--- Start Supplied material ---

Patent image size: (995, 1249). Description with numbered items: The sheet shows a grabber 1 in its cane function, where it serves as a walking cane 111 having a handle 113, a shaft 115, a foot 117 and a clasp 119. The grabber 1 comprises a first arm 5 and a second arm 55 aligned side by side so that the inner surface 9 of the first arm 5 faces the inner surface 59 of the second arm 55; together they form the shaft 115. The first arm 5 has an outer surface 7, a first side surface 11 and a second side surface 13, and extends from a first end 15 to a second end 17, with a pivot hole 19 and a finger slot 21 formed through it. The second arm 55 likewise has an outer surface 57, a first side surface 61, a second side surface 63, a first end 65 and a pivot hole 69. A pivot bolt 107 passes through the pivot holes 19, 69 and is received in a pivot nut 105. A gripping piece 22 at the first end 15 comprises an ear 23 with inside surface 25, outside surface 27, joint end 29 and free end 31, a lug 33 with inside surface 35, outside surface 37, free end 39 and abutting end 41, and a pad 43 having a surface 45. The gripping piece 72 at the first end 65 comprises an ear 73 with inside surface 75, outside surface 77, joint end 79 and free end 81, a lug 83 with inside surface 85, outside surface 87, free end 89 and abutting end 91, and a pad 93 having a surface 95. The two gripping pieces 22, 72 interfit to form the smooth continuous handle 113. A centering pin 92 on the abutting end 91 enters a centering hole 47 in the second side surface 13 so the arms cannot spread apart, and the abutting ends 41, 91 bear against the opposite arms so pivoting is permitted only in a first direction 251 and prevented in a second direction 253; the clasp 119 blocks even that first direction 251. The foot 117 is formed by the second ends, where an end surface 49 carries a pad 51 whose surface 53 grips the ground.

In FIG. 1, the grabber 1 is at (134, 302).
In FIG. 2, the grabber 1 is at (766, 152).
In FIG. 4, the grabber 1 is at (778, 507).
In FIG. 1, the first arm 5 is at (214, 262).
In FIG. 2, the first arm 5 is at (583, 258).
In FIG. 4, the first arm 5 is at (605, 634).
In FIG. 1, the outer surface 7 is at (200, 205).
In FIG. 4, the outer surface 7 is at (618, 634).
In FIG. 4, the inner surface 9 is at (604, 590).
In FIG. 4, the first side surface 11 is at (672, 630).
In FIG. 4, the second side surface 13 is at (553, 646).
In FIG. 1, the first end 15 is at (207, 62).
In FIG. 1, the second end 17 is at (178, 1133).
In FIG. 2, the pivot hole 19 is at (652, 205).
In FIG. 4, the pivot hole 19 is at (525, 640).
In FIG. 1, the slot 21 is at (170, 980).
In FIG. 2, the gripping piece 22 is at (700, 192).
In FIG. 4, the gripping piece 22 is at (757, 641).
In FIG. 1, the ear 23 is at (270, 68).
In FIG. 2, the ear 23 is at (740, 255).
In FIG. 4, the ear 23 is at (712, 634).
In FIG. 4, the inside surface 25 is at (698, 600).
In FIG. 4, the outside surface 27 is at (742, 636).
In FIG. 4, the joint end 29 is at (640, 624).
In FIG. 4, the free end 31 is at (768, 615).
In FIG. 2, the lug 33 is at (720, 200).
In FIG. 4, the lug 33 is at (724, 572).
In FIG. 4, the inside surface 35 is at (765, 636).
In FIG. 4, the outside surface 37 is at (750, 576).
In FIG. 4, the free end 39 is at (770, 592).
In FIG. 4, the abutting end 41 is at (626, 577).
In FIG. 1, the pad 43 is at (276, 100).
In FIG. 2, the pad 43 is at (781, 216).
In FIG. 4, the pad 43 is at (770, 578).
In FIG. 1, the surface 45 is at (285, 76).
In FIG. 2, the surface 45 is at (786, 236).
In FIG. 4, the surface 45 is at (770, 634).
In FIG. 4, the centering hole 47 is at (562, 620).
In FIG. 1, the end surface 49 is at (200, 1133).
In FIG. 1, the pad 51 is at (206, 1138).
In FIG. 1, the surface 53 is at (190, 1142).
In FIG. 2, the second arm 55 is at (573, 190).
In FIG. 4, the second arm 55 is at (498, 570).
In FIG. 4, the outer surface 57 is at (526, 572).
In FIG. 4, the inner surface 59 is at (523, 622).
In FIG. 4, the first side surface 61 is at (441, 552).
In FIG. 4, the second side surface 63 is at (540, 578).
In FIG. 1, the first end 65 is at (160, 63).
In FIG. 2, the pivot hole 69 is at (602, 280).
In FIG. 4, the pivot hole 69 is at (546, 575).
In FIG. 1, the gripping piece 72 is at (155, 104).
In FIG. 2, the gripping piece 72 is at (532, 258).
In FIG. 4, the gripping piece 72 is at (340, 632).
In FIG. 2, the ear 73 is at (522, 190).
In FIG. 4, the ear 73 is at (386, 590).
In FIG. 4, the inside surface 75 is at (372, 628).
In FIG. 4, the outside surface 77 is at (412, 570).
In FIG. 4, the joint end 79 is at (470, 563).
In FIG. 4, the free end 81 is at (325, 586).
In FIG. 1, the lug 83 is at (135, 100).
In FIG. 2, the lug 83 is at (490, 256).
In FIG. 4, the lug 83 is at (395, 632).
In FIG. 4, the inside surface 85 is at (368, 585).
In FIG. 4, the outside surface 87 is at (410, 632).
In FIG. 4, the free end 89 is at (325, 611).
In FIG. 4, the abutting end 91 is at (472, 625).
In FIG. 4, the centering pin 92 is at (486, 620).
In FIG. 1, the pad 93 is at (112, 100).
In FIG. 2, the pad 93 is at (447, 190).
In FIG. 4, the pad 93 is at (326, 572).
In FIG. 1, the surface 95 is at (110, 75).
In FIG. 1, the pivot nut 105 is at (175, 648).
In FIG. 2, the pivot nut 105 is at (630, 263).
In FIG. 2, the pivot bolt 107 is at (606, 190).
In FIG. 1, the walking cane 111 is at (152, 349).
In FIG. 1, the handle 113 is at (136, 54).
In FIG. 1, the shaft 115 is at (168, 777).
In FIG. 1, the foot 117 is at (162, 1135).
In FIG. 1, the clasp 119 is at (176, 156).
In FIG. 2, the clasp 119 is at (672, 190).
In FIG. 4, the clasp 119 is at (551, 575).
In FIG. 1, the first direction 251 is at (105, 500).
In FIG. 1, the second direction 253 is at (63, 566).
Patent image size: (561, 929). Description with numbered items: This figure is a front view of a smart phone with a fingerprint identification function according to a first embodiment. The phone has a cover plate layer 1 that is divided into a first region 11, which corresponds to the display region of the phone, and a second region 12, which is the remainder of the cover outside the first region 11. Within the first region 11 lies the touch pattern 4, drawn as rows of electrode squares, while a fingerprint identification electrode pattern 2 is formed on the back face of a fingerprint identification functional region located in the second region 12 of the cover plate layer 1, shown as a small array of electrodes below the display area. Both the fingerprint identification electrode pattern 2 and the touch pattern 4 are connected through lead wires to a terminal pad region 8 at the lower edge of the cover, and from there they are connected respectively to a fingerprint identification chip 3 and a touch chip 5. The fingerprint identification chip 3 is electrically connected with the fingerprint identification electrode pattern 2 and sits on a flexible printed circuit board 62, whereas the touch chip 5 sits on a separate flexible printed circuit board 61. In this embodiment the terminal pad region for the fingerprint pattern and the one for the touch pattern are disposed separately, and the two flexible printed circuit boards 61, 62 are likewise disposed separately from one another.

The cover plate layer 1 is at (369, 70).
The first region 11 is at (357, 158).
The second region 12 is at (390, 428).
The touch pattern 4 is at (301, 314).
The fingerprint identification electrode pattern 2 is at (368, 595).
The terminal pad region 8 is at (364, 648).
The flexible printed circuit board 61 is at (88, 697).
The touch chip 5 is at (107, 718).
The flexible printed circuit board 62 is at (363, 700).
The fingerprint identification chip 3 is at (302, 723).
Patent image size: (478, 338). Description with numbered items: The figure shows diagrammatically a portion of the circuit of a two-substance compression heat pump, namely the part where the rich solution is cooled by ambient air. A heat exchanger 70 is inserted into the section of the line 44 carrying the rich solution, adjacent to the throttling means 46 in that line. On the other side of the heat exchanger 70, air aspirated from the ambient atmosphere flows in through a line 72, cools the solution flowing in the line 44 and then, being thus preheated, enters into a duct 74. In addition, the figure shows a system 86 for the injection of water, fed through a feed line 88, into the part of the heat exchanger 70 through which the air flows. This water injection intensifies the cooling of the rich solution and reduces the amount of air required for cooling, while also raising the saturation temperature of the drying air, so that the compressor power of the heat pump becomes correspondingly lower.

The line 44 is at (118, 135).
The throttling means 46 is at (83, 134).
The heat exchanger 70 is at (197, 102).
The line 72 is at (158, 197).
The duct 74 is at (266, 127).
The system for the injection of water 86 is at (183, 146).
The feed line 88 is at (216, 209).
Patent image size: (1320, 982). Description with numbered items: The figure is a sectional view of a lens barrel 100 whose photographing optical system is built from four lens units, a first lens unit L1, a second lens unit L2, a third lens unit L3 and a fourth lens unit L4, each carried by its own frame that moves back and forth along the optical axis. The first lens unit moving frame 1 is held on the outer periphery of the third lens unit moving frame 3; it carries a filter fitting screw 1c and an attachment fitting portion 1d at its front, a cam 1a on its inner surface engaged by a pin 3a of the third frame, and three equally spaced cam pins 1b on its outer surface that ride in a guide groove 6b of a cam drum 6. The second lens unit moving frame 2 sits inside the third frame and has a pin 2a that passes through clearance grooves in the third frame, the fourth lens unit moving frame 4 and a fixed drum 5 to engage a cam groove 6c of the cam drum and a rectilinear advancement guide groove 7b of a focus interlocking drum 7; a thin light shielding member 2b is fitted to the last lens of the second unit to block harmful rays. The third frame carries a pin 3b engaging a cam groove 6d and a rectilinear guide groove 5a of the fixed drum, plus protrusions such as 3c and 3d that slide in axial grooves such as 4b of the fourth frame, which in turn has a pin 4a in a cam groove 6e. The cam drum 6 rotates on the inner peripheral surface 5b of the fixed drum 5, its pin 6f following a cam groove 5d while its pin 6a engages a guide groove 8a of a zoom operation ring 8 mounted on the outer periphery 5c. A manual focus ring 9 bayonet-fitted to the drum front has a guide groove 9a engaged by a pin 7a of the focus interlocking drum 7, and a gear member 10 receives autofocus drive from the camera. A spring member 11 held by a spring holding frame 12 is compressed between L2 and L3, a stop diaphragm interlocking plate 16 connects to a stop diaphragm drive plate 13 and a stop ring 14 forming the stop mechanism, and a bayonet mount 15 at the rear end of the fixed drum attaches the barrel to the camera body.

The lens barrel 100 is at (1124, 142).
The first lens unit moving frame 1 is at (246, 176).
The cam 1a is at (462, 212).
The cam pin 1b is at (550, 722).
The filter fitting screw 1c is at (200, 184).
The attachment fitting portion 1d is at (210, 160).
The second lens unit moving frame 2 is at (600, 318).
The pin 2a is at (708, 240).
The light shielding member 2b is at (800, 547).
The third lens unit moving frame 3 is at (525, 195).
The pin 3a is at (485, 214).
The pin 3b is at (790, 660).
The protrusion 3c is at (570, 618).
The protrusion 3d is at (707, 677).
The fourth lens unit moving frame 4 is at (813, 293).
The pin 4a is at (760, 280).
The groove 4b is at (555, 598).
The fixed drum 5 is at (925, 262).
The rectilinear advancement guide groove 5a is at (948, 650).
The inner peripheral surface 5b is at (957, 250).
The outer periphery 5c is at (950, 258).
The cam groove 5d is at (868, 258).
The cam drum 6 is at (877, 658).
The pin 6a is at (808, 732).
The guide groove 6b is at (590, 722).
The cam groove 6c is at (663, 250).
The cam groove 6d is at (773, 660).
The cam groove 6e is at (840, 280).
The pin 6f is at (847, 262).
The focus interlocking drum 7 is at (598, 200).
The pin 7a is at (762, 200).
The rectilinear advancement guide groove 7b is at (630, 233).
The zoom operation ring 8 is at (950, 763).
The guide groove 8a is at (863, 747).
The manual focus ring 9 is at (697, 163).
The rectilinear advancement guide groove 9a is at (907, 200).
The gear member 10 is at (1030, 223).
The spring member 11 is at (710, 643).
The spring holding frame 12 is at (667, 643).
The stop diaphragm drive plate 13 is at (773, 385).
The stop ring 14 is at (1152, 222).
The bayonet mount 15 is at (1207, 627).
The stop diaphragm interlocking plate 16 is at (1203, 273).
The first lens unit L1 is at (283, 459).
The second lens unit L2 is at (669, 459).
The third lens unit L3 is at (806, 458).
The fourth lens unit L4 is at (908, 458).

--- End Supplied material ---

— Problem statement —
Copy the data verbatim, beginning with the line containing "Patent image size: (561, 929)." and continuing through the line containing "The touch pattern 4 is at (301, 314).".

— Worked answer —
Patent image size: (561, 929). Description with numbered items: This figure is a front view of a smart phone with a fingerprint identification function according to a first embodiment. The phone has a cover plate layer 1 that is divided into a first region 11, which corresponds to the display region of the phone, and a second region 12, which is the remainder of the cover outside the first region 11. Within the first region 11 lies the touch pattern 4, drawn as rows of electrode squares, while a fingerprint identification electrode pattern 2 is formed on the back face of a fingerprint identification functional region located in the second region 12 of the cover plate layer 1, shown as a small array of electrodes below the display area. Both the fingerprint identification electrode pattern 2 and the touch pattern 4 are connected through lead wires to a terminal pad region 8 at the lower edge of the cover, and from there they are connected respectively to a fingerprint identification chip 3 and a touch chip 5. The fingerprint identification chip 3 is electrically connected with the fingerprint identification electrode pattern 2 and sits on a flexible printed circuit board 62, whereas the touch chip 5 sits on a separate flexible printed circuit board 61. In this embodiment the terminal pad region for the fingerprint pattern and the one for the touch pattern are disposed separately, and the two flexible printed circuit boards 61, 62 are likewise disposed separately from one another.

The cover plate layer 1 is at (369, 70).
The first region 11 is at (357, 158).
The second region 12 is at (390, 428).
The touch pattern 4 is at (301, 314).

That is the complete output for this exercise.